--- Items ---
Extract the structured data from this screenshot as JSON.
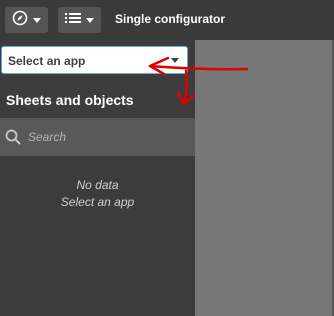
{
  "toolbar": {
    "title": "Single configurator",
    "buttons": [
      {
        "icon": "compass-icon"
      },
      {
        "icon": "list-icon"
      }
    ]
  },
  "sidebar": {
    "app_select_label": "Select an app",
    "section_title": "Sheets and objects",
    "search_placeholder": "Search",
    "empty_title": "No data",
    "empty_subtitle": "Select an app"
  },
  "colors": {
    "toolbar_bg": "#3a3a3a",
    "sidebar_bg": "#3c3c3c",
    "search_bg": "#595959",
    "right_area_bg": "#777777",
    "select_border": "#6aa9d8",
    "annotation": "#e00000"
  }
}
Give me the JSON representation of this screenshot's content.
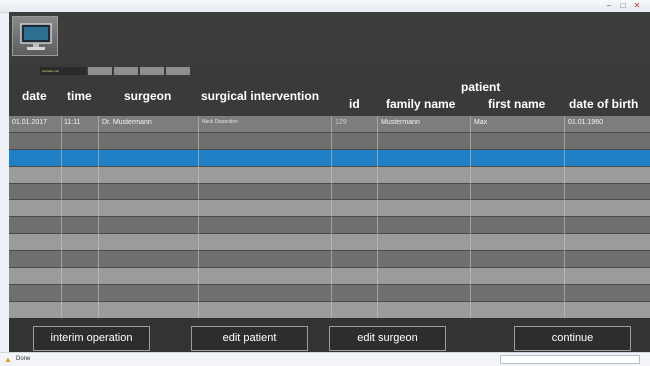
{
  "window": {
    "minimize_glyph": "–",
    "maximize_glyph": "□",
    "close_glyph": "✕"
  },
  "tabs": [
    {
      "label": "operation list",
      "active": true
    },
    {
      "label": "",
      "active": false
    },
    {
      "label": "",
      "active": false
    },
    {
      "label": "",
      "active": false
    },
    {
      "label": "",
      "active": false
    }
  ],
  "table": {
    "group_header": "patient",
    "columns": {
      "date": "date",
      "time": "time",
      "surgeon": "surgeon",
      "surgical_intervention": "surgical intervention",
      "id": "id",
      "family_name": "family name",
      "first_name": "first name",
      "date_of_birth": "date of birth"
    },
    "rows": [
      {
        "date": "01.01.2017",
        "time": "11:11",
        "surgeon": "Dr. Mustermann",
        "surgical_intervention": "Neck Dissection",
        "id": "129",
        "family_name": "Mustermann",
        "first_name": "Max",
        "date_of_birth": "01.01.1960"
      }
    ],
    "selected_row_index": 2,
    "empty_row_count": 11
  },
  "buttons": {
    "interim_operation": "interim operation",
    "edit_patient": "edit patient",
    "edit_surgeon": "edit surgeon",
    "continue": "continue"
  },
  "statusbar": {
    "icon": "warning-icon",
    "text": "Done",
    "field_text": ""
  },
  "colors": {
    "selection": "#1e7fc4",
    "header_bg": "#3d3d3d",
    "row_light": "#9b9b9b",
    "row_dark": "#6f6f6f"
  }
}
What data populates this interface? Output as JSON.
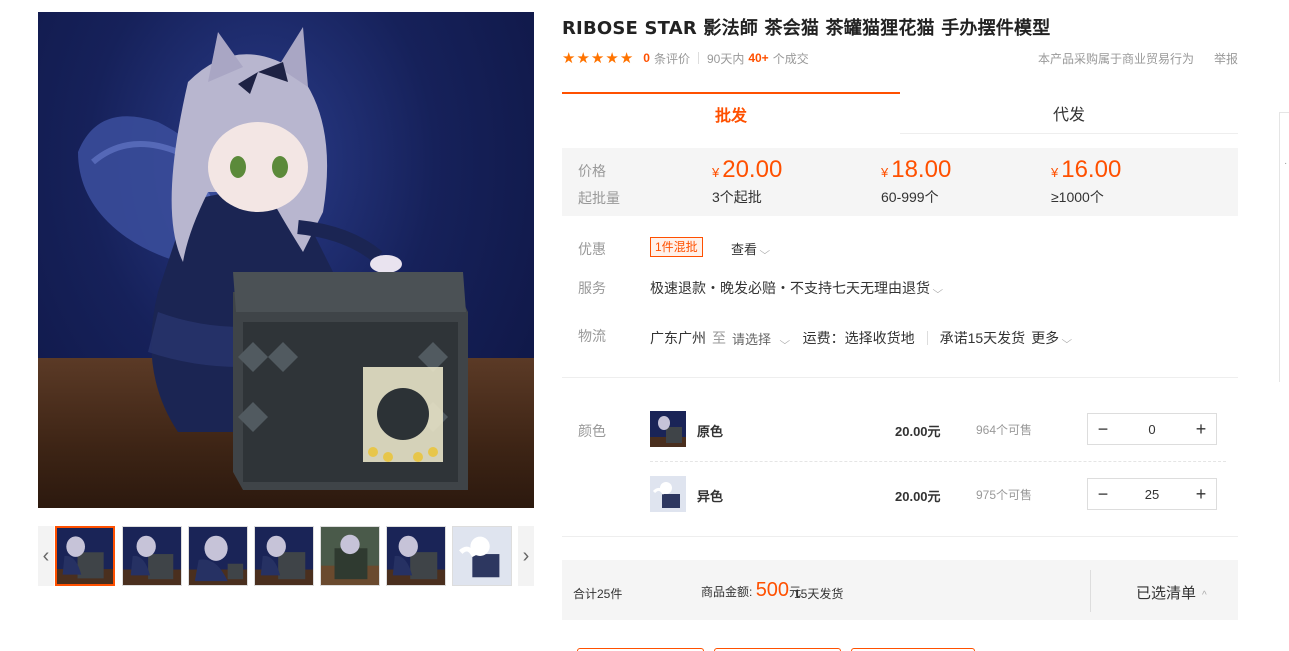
{
  "product": {
    "title": "RIBOSE STAR 影法師 茶会猫 茶罐猫狸花猫 手办摆件模型"
  },
  "rating": {
    "stars": 5,
    "review_count": "0",
    "review_label": "条评价",
    "period": "90天内",
    "sales": "40+",
    "sales_label": "个成交",
    "trade_note": "本产品采购属于商业贸易行为",
    "report": "举报"
  },
  "tabs": [
    "批发",
    "代发"
  ],
  "price_box": {
    "price_label": "价格",
    "moq_label": "起批量",
    "currency": "¥",
    "tiers": [
      {
        "price": "20.00",
        "qty": "3个起批"
      },
      {
        "price": "18.00",
        "qty": "60-999个"
      },
      {
        "price": "16.00",
        "qty": "≥1000个"
      }
    ]
  },
  "promo": {
    "label": "优惠",
    "tag": "1件混批",
    "view": "查看"
  },
  "service": {
    "label": "服务",
    "text": "极速退款・晚发必赔・不支持七天无理由退货"
  },
  "logistics": {
    "label": "物流",
    "from": "广东广州",
    "to": "至",
    "select": "请选择",
    "fee": "运费：选择收货地",
    "promise": "承诺15天发货",
    "more": "更多"
  },
  "sku": {
    "label": "颜色",
    "items": [
      {
        "name": "原色",
        "price": "20.00元",
        "stock": "964个可售",
        "qty": "0"
      },
      {
        "name": "异色",
        "price": "20.00元",
        "stock": "975个可售",
        "qty": "25"
      }
    ]
  },
  "summary": {
    "total": "合计25件",
    "amount_label": "商品金额:",
    "amount": "500",
    "unit": "元",
    "ship": "15天发货",
    "selected_list": "已选清单"
  },
  "colors": {
    "accent": "#ff5000",
    "star": "#ff7300",
    "panel": "#f5f5f5"
  },
  "icons": [
    "chevron-left-icon",
    "chevron-right-icon",
    "chevron-down-icon",
    "chevron-up-icon",
    "star-icon",
    "minus-icon",
    "plus-icon"
  ]
}
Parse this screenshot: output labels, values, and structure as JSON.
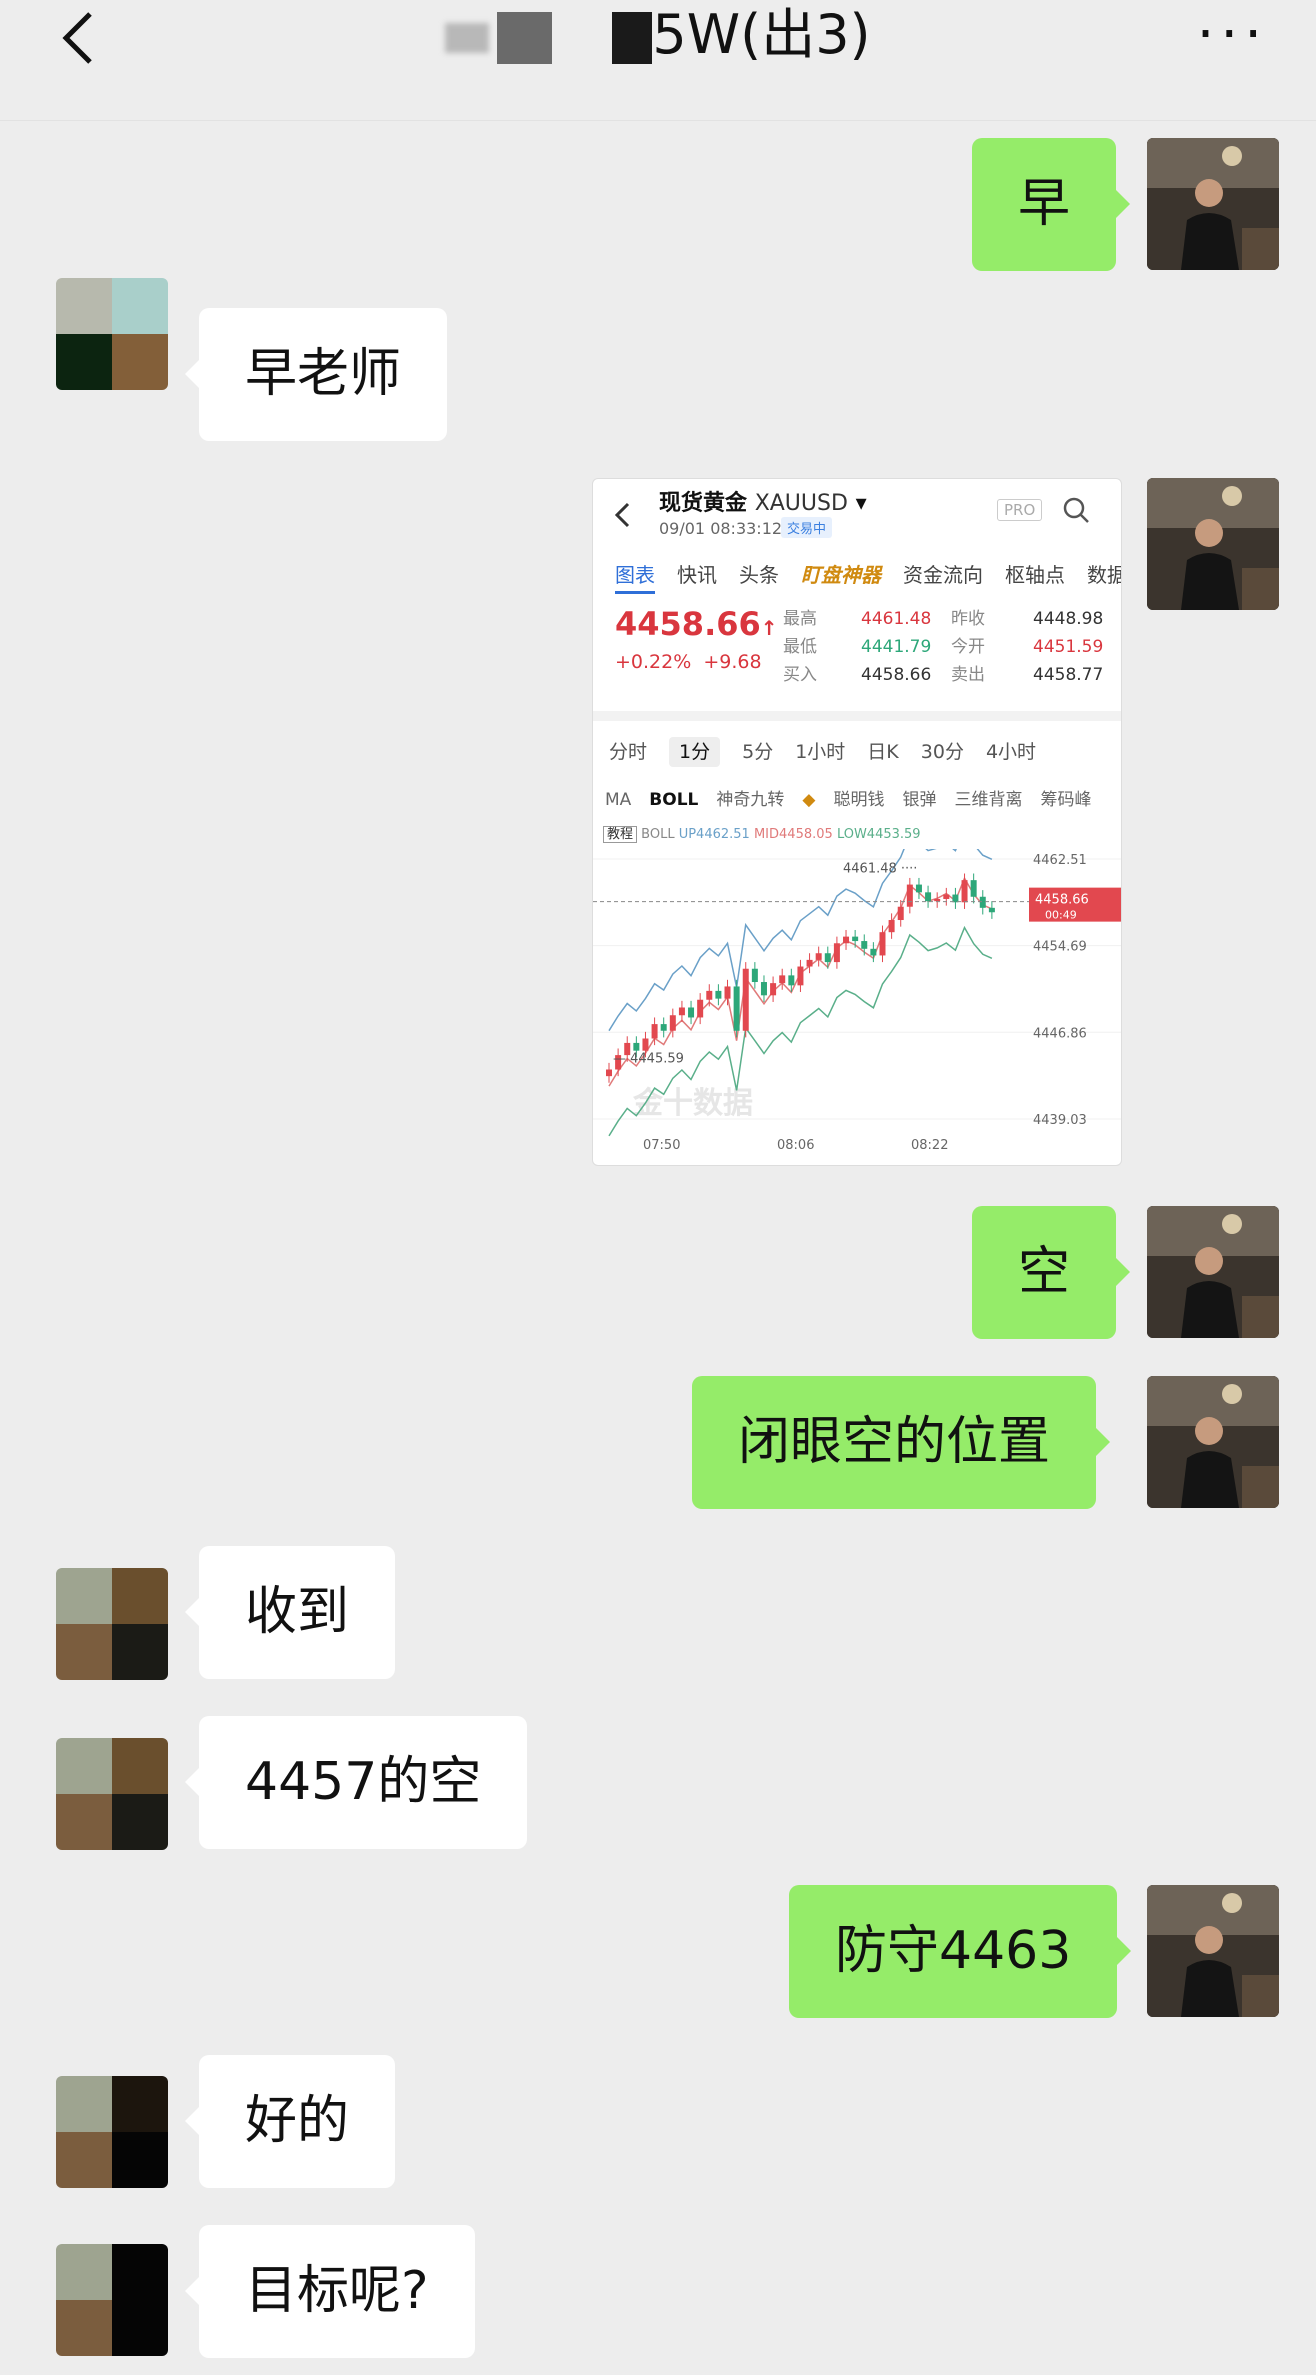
{
  "header": {
    "title_suffix": "5W(出3)",
    "more": "···"
  },
  "messages": {
    "m1": "早",
    "m2": "早老师",
    "m4": "空",
    "m5": "闭眼空的位置",
    "m6": "收到",
    "m7": "4457的空",
    "m8": "防守4463",
    "m9": "好的",
    "m10": "目标呢?"
  },
  "quote": {
    "name": "现货黄金",
    "symbol": "XAUUSD",
    "time": "09/01 08:33:12",
    "status": "交易中",
    "pro": "PRO",
    "tabs": [
      "图表",
      "快讯",
      "头条",
      "盯盘神器",
      "资金流向",
      "枢轴点",
      "数据"
    ],
    "price": "4458.66",
    "change": "+0.22%",
    "change_abs": "+9.68",
    "labels": {
      "high": "最高",
      "low": "最低",
      "buy": "买入",
      "prev": "昨收",
      "open": "今开",
      "sell": "卖出"
    },
    "high": "4461.48",
    "low": "4441.79",
    "buy": "4458.66",
    "prev": "4448.98",
    "open": "4451.59",
    "sell": "4458.77",
    "periods": [
      "分时",
      "1分",
      "5分",
      "1小时",
      "日K",
      "30分",
      "4小时"
    ],
    "indicators": [
      "MA",
      "BOLL",
      "神奇九转",
      "聪明钱",
      "银弹",
      "三维背离",
      "筹码峰"
    ],
    "boll_tag": "教程",
    "boll_up": "UP4462.51",
    "boll_mid": "MID4458.05",
    "boll_low": "LOW4453.59",
    "watermark": "金十数据"
  },
  "chart_data": {
    "type": "candlestick",
    "x_ticks": [
      "07:50",
      "08:06",
      "08:22"
    ],
    "y_ticks": [
      4462.51,
      4454.69,
      4446.86,
      4439.03
    ],
    "ylim": [
      4439.03,
      4462.51
    ],
    "current_price": 4458.66,
    "current_tag": "00:49",
    "max_label": 4461.48,
    "min_label": 4445.59,
    "closes": [
      4443.5,
      4444.8,
      4445.9,
      4445.2,
      4446.3,
      4447.6,
      4447.0,
      4448.4,
      4449.1,
      4448.2,
      4449.8,
      4450.6,
      4449.9,
      4451.0,
      4447.0,
      4452.6,
      4451.4,
      4450.2,
      4451.3,
      4452.0,
      4451.1,
      4452.8,
      4453.4,
      4454.0,
      4453.2,
      4454.9,
      4455.5,
      4455.1,
      4454.4,
      4453.8,
      4455.9,
      4457.0,
      4458.2,
      4460.2,
      4459.5,
      4458.7,
      4458.9,
      4459.3,
      4458.6,
      4460.6,
      4459.1,
      4458.1,
      4457.7
    ],
    "boll_upper_end": 4462.51,
    "boll_mid_end": 4458.05,
    "boll_lower_end": 4453.59,
    "colors": {
      "up": "#e2484f",
      "down": "#2da779",
      "upper": "#6aa0c8",
      "mid": "#e07a7a",
      "lower": "#5aaf8a"
    }
  }
}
---
= Short task =
Pull every line containing the word "labels" out of the material and copy it.

= Task response =
Parse this screenshot: output labels, values, and structure as JSON.
    "labels": {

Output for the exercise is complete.